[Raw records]

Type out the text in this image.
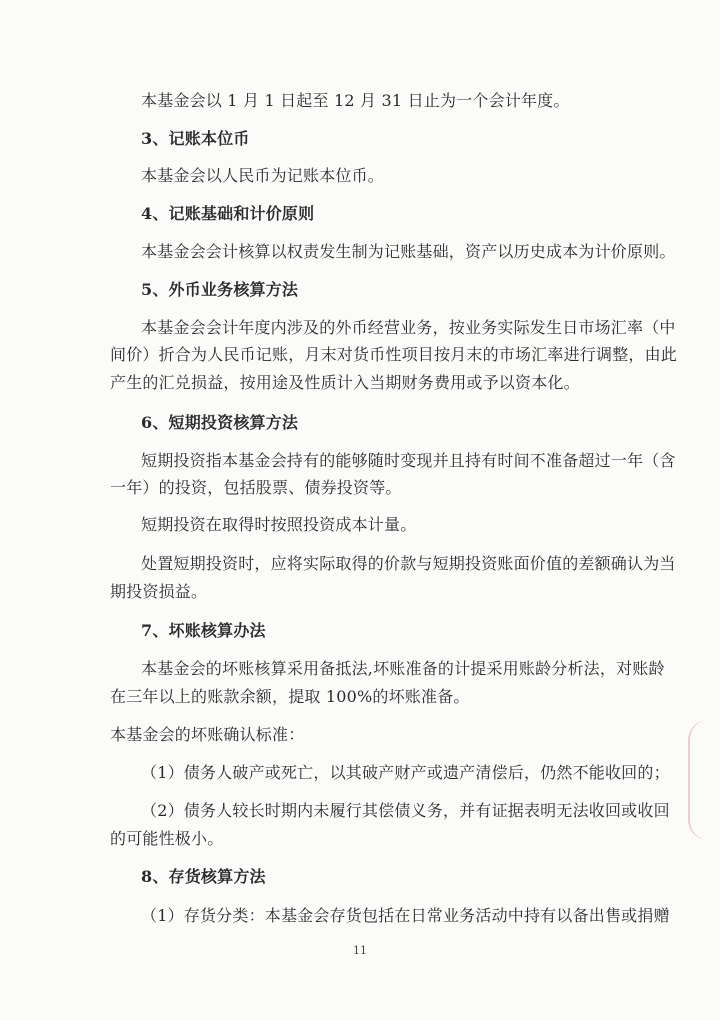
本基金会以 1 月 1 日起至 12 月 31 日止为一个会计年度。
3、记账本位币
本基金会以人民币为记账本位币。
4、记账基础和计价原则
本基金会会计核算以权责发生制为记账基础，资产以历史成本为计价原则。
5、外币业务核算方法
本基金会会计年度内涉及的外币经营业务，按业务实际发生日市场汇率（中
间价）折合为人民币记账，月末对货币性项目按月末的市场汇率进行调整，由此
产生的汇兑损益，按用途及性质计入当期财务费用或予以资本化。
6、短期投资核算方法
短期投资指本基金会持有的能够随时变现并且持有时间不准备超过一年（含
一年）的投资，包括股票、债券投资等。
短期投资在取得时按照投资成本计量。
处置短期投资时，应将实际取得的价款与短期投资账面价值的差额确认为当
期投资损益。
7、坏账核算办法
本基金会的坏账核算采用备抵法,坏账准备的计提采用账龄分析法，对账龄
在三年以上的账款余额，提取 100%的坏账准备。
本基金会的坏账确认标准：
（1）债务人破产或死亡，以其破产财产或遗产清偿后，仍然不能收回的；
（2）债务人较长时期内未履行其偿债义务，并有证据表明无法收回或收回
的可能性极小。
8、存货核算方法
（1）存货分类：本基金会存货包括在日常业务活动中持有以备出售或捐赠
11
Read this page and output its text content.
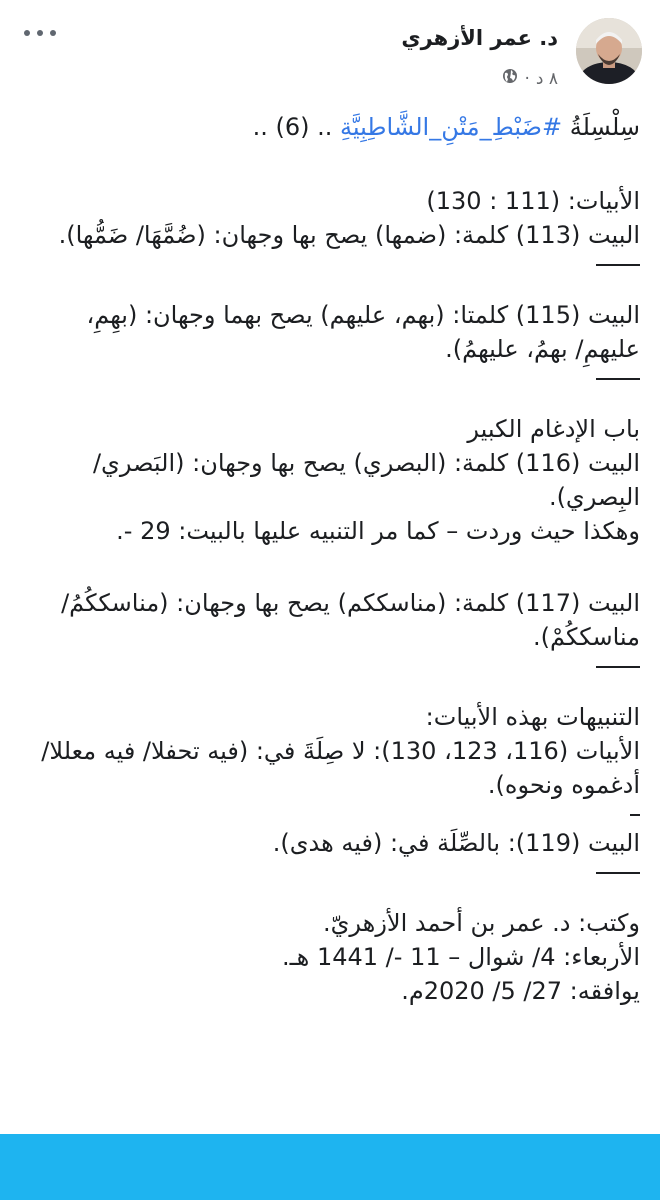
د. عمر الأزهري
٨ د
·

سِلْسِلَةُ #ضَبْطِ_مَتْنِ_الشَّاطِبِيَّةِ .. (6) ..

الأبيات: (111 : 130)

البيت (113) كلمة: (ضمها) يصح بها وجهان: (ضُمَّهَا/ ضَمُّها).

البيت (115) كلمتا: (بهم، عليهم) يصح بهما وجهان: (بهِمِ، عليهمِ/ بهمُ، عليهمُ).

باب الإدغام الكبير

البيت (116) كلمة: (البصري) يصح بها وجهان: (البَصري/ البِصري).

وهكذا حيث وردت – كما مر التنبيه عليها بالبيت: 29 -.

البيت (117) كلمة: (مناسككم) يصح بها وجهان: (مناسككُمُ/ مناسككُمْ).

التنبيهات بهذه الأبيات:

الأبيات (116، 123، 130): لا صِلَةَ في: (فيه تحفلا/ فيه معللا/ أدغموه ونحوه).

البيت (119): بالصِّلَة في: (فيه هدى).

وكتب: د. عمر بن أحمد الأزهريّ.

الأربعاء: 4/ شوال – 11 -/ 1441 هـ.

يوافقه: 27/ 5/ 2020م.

__Aim of the exercise__. Going through the entries above, report how many lines include the string "text". The number alone is the answer.

__Expected output__. 2